BEGIN
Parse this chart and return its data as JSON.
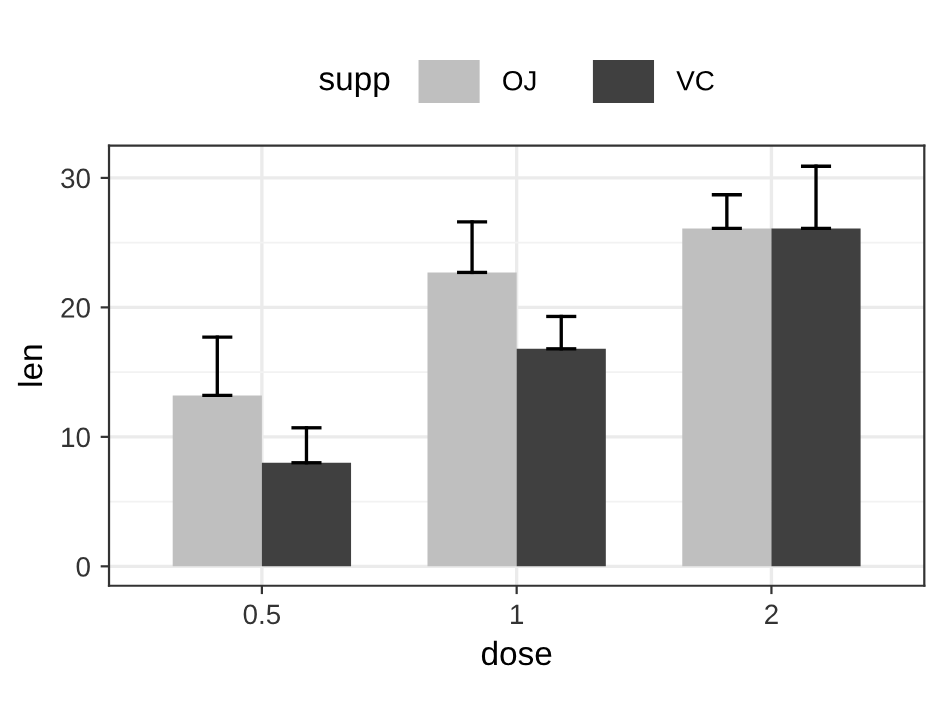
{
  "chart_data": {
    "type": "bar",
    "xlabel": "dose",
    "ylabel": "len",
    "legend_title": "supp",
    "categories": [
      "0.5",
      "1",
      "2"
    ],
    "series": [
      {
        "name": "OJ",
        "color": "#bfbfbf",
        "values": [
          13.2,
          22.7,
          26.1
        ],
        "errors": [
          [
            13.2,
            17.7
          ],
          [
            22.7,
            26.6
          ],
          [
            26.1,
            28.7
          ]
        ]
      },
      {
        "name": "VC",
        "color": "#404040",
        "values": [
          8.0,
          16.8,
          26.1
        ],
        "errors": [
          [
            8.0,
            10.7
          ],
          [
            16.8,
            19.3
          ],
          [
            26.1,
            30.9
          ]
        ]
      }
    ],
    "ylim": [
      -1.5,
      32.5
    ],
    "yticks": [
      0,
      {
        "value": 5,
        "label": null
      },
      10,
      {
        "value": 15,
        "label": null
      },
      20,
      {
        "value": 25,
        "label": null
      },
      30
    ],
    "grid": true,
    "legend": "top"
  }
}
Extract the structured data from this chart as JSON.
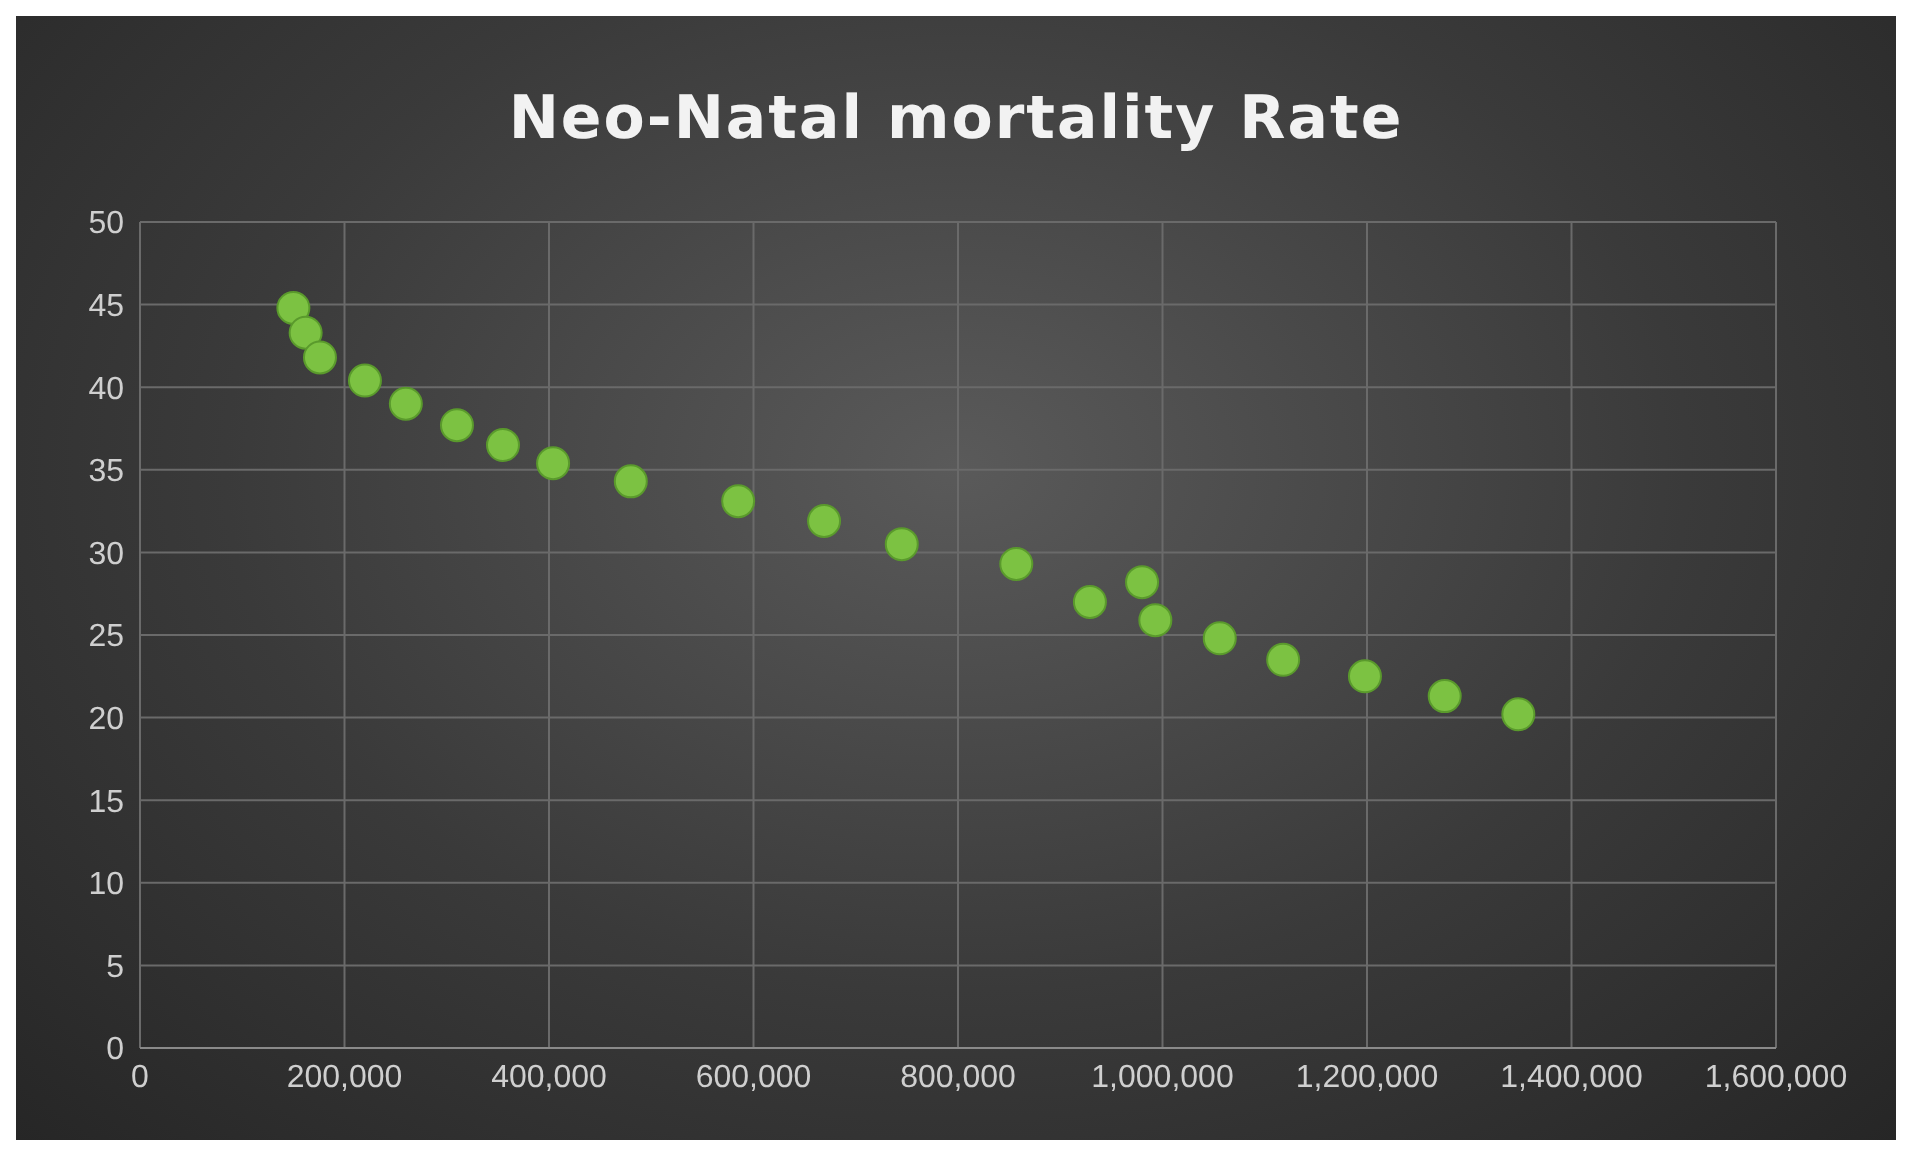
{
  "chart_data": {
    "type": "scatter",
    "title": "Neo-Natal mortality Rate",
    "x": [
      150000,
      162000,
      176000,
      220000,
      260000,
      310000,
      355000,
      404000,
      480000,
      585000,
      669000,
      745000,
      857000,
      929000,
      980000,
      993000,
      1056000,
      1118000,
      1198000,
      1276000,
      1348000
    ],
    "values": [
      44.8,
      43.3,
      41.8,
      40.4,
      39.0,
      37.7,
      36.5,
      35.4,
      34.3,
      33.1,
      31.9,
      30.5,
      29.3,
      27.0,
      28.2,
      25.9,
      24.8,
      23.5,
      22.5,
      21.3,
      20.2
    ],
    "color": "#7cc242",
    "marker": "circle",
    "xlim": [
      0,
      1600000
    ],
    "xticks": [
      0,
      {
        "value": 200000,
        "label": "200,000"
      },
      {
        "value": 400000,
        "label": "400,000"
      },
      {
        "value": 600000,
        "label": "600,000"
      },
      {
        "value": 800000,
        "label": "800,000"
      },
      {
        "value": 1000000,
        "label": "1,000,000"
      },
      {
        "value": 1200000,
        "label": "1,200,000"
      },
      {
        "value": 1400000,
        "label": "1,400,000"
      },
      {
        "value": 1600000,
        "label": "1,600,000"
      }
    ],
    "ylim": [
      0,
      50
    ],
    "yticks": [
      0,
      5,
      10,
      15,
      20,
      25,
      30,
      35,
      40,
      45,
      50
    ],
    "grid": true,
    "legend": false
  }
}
END
BEGIN
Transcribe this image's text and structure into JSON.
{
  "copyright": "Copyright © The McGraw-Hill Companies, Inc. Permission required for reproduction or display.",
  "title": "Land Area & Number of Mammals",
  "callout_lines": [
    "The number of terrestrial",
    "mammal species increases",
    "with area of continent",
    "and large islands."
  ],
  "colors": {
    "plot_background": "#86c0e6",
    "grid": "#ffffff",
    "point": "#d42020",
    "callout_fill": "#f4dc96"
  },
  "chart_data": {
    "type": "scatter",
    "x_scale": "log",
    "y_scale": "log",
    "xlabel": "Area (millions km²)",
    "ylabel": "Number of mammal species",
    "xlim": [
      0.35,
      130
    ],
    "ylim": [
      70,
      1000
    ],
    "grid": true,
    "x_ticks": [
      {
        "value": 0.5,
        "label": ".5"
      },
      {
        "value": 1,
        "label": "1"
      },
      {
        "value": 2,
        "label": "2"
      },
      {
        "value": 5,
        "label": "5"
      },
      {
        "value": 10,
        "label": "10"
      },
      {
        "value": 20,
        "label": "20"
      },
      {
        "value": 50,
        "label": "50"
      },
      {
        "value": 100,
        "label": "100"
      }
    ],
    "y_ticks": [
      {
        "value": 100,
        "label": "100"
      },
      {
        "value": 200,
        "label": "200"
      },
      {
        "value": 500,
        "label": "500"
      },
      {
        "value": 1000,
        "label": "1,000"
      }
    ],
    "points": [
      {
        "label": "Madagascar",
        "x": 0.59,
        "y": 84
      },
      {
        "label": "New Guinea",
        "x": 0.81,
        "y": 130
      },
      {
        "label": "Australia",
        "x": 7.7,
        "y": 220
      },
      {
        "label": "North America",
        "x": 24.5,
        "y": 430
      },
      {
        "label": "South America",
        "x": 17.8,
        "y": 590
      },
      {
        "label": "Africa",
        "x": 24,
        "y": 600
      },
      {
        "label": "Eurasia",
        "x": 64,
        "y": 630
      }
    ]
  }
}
END
BEGIN
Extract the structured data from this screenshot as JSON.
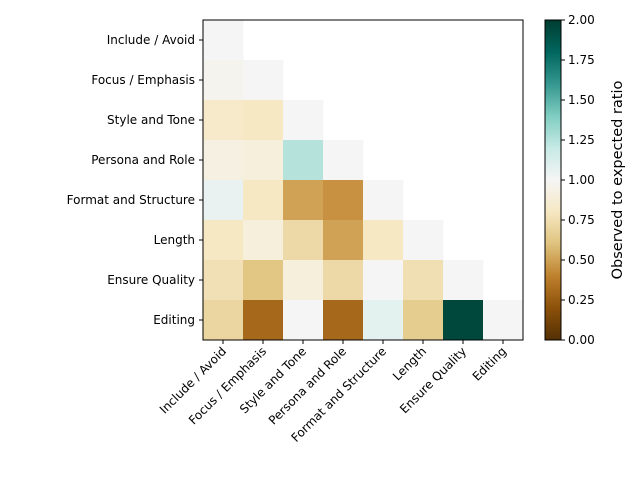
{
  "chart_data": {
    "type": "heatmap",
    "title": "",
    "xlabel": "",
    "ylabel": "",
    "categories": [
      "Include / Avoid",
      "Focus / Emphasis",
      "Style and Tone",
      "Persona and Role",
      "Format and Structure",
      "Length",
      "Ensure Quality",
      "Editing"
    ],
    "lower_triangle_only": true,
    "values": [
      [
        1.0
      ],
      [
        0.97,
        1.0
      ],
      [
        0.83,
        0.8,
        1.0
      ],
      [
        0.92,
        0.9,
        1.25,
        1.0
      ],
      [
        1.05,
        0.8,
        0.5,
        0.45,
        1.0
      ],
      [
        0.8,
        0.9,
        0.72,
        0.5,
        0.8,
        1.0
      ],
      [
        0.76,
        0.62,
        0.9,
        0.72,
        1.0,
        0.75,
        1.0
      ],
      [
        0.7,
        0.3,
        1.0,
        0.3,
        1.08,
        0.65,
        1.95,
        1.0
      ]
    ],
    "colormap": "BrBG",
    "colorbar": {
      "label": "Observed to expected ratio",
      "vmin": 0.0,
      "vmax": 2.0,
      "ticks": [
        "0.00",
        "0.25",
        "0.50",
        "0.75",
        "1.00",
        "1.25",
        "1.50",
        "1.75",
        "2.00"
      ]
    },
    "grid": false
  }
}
END
_WHAT TO PRODUCE_. Work through the records line by line and tally those with the word "America". Report only the total.

_REPLY TO THE TASK_. 2